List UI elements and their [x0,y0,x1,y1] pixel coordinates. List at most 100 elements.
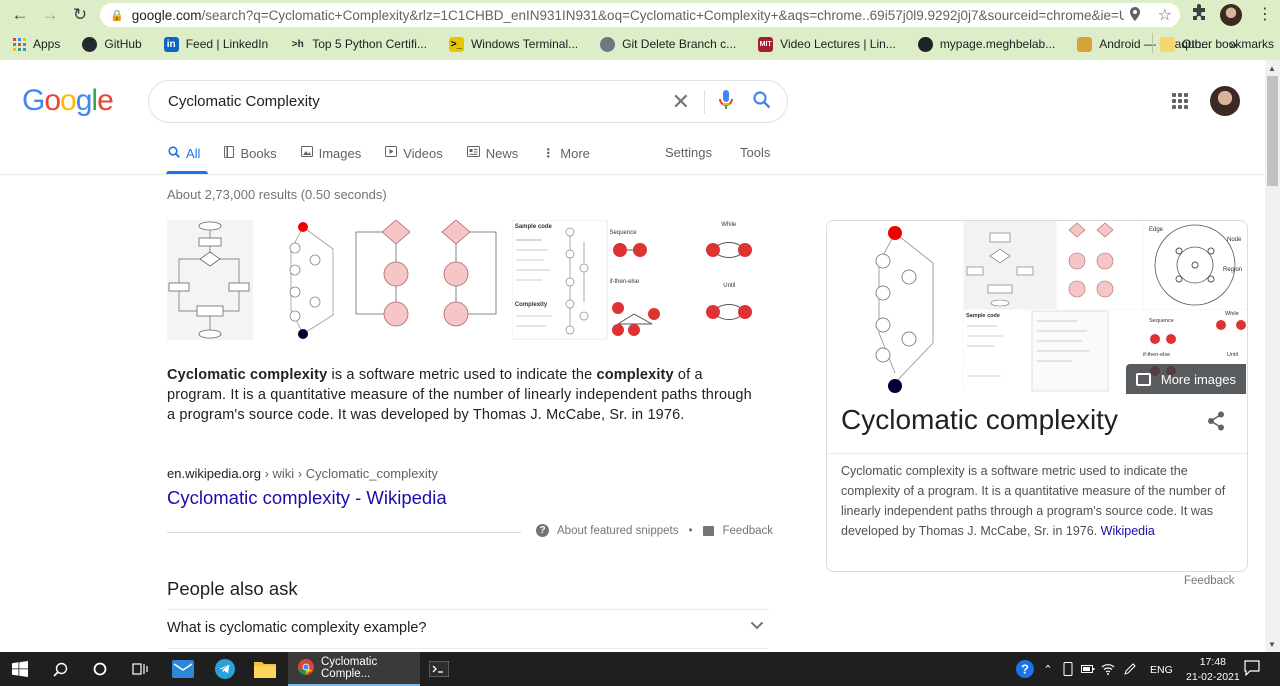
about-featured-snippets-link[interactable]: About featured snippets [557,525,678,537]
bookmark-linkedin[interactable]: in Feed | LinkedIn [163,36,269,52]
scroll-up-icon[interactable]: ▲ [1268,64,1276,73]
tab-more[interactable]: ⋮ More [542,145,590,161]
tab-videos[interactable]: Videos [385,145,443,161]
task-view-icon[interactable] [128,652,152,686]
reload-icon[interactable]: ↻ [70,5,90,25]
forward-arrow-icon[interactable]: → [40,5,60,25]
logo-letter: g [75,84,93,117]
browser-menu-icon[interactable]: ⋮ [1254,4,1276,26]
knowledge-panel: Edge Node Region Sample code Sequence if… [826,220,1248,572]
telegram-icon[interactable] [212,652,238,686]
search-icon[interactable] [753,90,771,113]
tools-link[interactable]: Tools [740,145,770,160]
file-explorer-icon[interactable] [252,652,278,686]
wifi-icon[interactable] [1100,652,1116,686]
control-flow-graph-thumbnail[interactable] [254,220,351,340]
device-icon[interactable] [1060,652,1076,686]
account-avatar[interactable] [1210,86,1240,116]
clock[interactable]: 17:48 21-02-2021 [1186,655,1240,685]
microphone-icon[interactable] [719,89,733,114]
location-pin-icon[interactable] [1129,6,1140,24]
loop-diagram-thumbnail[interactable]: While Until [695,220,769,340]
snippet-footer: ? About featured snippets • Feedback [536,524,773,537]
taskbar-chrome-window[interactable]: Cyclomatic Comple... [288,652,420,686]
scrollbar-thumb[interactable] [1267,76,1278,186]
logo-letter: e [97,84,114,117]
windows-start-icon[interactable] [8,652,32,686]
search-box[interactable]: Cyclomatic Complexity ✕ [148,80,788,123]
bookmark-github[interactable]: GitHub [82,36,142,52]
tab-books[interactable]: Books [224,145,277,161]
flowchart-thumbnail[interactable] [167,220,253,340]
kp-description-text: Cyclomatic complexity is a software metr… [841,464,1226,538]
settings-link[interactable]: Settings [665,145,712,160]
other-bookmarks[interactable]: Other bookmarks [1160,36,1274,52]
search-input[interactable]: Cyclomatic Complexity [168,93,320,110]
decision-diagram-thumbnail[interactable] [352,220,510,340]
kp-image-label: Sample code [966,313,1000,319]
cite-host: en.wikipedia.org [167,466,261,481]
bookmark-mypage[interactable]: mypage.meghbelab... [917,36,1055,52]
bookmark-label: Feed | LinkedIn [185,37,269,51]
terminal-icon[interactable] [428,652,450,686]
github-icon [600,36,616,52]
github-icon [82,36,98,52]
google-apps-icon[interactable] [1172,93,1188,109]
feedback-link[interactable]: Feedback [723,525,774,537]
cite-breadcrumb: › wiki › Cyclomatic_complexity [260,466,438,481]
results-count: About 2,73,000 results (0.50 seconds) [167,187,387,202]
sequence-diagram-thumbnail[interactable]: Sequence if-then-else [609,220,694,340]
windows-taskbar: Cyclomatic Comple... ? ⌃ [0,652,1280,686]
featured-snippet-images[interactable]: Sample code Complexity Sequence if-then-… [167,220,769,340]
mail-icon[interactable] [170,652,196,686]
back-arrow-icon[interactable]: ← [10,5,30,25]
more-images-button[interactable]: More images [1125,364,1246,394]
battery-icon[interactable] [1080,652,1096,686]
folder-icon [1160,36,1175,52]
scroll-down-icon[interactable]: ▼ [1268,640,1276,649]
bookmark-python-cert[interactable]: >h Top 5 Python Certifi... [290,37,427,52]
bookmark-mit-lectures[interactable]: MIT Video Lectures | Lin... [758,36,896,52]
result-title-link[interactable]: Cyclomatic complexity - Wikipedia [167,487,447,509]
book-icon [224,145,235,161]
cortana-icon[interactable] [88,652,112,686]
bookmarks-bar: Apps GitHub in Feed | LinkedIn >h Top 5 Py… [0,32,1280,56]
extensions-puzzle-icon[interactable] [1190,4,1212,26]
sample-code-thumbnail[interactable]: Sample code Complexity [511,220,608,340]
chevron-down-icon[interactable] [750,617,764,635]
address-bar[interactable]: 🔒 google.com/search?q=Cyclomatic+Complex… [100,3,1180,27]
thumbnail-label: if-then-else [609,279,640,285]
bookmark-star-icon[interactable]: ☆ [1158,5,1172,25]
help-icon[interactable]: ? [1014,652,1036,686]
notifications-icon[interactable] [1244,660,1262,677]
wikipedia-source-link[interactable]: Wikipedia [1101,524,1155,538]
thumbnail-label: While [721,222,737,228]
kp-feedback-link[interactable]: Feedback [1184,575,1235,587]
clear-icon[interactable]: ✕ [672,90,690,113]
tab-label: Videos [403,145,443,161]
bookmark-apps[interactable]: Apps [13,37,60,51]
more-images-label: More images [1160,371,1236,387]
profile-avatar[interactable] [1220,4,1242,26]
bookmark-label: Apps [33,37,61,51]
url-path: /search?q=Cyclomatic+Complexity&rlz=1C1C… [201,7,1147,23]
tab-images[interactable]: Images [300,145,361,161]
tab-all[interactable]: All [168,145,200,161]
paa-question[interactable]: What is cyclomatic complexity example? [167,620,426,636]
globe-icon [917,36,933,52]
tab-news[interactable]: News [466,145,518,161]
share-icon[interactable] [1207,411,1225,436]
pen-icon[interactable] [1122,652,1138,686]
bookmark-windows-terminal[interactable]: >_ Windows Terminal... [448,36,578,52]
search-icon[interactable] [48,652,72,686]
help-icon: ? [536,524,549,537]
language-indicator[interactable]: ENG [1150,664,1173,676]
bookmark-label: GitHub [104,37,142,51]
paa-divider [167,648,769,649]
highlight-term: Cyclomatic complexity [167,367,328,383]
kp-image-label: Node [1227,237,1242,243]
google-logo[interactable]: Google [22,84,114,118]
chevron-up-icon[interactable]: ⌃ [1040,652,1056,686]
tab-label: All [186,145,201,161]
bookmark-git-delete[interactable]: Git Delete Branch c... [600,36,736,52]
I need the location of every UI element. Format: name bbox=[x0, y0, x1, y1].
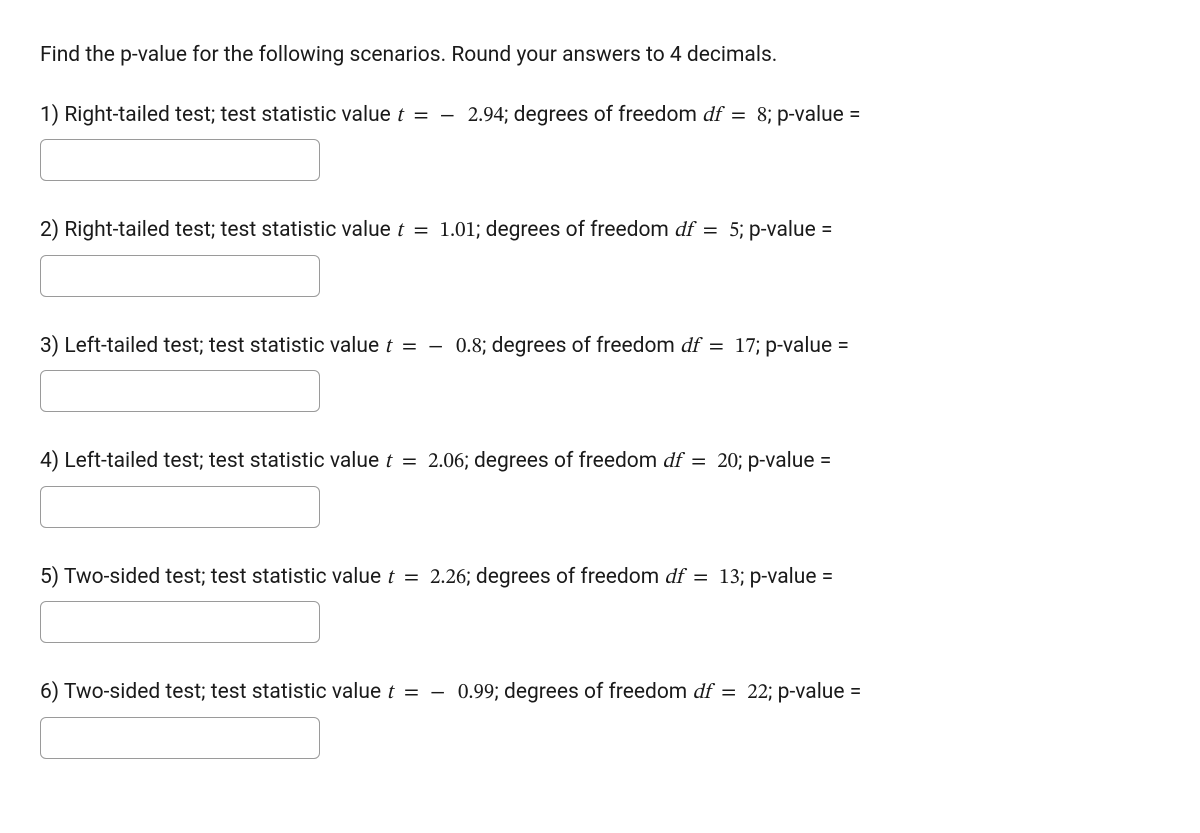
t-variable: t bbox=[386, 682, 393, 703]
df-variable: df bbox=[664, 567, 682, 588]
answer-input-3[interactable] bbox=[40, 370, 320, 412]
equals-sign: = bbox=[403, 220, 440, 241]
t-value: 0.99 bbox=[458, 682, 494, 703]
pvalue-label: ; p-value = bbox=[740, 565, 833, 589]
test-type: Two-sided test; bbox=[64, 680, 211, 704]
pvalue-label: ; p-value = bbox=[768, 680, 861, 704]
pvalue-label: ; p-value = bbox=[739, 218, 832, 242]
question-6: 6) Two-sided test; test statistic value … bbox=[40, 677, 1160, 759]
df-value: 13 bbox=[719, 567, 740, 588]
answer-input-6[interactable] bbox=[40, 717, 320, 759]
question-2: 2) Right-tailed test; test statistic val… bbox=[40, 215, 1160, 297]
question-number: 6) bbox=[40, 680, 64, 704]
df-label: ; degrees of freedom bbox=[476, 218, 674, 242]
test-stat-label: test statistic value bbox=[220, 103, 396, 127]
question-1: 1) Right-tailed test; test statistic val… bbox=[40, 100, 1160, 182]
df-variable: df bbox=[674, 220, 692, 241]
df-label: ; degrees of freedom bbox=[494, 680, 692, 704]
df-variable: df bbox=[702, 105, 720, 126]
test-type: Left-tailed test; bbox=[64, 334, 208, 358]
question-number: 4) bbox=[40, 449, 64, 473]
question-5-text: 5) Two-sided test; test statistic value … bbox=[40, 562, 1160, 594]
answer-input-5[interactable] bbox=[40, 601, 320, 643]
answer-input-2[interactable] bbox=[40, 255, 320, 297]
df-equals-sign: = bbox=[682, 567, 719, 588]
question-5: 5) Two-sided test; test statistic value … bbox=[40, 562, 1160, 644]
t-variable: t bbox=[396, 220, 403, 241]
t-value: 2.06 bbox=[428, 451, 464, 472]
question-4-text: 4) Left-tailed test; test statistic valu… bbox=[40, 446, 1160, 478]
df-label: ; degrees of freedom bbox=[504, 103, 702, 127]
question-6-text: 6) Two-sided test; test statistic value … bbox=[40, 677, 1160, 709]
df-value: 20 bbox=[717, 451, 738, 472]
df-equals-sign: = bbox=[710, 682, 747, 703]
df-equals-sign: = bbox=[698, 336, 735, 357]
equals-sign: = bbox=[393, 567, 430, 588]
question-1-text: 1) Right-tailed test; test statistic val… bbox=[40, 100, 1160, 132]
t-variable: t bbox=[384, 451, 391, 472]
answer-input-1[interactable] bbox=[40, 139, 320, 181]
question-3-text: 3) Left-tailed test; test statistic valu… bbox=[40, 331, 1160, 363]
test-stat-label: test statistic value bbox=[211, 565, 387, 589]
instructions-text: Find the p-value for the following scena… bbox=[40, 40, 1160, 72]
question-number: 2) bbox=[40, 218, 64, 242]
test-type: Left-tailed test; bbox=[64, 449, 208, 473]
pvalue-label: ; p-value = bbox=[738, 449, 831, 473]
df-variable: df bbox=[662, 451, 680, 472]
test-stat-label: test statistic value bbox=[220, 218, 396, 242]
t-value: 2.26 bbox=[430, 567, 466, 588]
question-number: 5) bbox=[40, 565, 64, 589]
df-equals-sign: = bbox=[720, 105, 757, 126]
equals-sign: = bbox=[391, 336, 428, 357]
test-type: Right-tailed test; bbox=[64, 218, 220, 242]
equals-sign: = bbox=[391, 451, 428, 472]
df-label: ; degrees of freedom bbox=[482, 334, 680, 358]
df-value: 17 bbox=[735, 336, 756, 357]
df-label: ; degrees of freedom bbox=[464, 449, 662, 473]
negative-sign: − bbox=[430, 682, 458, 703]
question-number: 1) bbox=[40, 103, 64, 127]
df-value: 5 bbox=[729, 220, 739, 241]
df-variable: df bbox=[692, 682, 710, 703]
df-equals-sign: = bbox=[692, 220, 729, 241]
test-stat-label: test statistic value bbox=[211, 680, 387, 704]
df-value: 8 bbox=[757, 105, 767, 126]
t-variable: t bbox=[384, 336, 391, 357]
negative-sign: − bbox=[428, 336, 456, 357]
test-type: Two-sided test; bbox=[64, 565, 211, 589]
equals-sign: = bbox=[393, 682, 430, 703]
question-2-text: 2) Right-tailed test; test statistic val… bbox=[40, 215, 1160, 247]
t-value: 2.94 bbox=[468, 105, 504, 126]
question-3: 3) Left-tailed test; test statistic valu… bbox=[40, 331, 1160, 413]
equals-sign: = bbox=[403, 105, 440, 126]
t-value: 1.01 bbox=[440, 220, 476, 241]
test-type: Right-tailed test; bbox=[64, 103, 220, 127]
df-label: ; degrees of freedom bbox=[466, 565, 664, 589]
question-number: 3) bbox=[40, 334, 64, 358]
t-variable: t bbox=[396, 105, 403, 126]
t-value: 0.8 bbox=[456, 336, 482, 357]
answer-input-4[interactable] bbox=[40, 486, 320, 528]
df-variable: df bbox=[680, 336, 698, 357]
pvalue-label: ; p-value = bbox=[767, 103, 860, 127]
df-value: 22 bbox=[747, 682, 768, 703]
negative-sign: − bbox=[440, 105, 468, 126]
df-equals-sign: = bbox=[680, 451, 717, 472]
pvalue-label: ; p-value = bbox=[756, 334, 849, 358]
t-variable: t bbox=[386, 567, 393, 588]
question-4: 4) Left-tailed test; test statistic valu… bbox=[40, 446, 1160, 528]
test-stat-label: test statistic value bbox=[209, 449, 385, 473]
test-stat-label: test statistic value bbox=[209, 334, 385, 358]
※
Goal of the exercise - Rewrite the items from the line with "t-variable: t bbox=[386, 682, 393, 703]" up to and including the line with "pvalue-label: ; p-value = bbox=[740, 565, 833, 589]", changing "answer-input-3" to "answer-field-3" and leaving everything else the same.

Finished exercise -
t-variable: t bbox=[386, 682, 393, 703]
df-variable: df bbox=[664, 567, 682, 588]
answer-field-3[interactable] bbox=[40, 370, 320, 412]
equals-sign: = bbox=[403, 220, 440, 241]
t-value: 0.99 bbox=[458, 682, 494, 703]
pvalue-label: ; p-value = bbox=[740, 565, 833, 589]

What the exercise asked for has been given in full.